Stored items from a collection

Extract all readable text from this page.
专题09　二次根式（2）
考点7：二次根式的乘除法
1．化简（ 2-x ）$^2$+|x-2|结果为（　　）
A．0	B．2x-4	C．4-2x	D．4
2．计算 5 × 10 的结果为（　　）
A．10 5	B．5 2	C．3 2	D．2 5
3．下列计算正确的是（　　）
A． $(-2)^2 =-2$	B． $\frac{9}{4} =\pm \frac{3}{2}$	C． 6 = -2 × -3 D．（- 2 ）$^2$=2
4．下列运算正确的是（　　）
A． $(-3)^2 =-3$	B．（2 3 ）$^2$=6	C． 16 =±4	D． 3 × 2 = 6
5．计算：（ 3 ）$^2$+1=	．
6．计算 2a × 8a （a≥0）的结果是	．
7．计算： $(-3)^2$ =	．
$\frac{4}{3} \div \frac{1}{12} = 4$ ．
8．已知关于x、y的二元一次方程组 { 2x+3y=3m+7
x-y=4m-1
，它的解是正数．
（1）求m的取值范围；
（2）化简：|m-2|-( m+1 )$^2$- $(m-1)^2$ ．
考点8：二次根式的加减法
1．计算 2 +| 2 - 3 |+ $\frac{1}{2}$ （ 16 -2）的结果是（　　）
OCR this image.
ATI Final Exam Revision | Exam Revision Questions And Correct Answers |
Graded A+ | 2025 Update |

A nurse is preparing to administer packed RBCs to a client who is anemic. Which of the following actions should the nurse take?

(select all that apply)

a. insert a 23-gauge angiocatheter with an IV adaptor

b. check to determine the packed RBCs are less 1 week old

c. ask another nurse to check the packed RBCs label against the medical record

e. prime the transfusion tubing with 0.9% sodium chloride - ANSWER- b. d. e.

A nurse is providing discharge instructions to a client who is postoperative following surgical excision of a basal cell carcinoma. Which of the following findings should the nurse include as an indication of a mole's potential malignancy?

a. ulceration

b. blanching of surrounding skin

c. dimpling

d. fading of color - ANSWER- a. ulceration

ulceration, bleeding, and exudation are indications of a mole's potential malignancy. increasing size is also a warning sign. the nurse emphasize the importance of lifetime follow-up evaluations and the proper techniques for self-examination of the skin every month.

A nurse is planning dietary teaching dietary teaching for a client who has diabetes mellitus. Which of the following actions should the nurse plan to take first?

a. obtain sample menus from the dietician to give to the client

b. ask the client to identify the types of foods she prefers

__WHAT IS NEEDED__.
Please quote the records above exactly, without skipping a line.

__SOLVED PROBLEM__.
Extract all readable text from this page.
专题09　二次根式（2）
考点7：二次根式的乘除法
1．化简（ 2-x ）$^2$+|x-2|结果为（　　）
A．0	B．2x-4	C．4-2x	D．4
2．计算 5 × 10 的结果为（　　）
A．10 5	B．5 2	C．3 2	D．2 5
3．下列计算正确的是（　　）
A． $(-2)^2 =-2$	B． $\frac{9}{4} =\pm \frac{3}{2}$	C． 6 = -2 × -3 D．（- 2 ）$^2$=2
4．下列运算正确的是（　　）
A． $(-3)^2 =-3$	B．（2 3 ）$^2$=6	C． 16 =±4	D． 3 × 2 = 6
5．计算：（ 3 ）$^2$+1=	．
6．计算 2a × 8a （a≥0）的结果是	．
7．计算： $(-3)^2$ =	．
$\frac{4}{3} \div \frac{1}{12} = 4$ ．
8．已知关于x、y的二元一次方程组 { 2x+3y=3m+7
x-y=4m-1
，它的解是正数．
（1）求m的取值范围；
（2）化简：|m-2|-( m+1 )$^2$- $(m-1)^2$ ．
考点8：二次根式的加减法
1．计算 2 +| 2 - 3 |+ $\frac{1}{2}$ （ 16 -2）的结果是（　　）
OCR this image.
ATI Final Exam Revision | Exam Revision Questions And Correct Answers |
Graded A+ | 2025 Update |

A nurse is preparing to administer packed RBCs to a client who is anemic. Which of the following actions should the nurse take?

(select all that apply)

a. insert a 23-gauge angiocatheter with an IV adaptor

b. check to determine the packed RBCs are less 1 week old

c. ask another nurse to check the packed RBCs label against the medical record

e. prime the transfusion tubing with 0.9% sodium chloride - ANSWER- b. d. e.

A nurse is providing discharge instructions to a client who is postoperative following surgical excision of a basal cell carcinoma. Which of the following findings should the nurse include as an indication of a mole's potential malignancy?

a. ulceration

b. blanching of surrounding skin

c. dimpling

d. fading of color - ANSWER- a. ulceration

ulceration, bleeding, and exudation are indications of a mole's potential malignancy. increasing size is also a warning sign. the nurse emphasize the importance of lifetime follow-up evaluations and the proper techniques for self-examination of the skin every month.

A nurse is planning dietary teaching dietary teaching for a client who has diabetes mellitus. Which of the following actions should the nurse plan to take first?

a. obtain sample menus from the dietician to give to the client

b. ask the client to identify the types of foods she prefers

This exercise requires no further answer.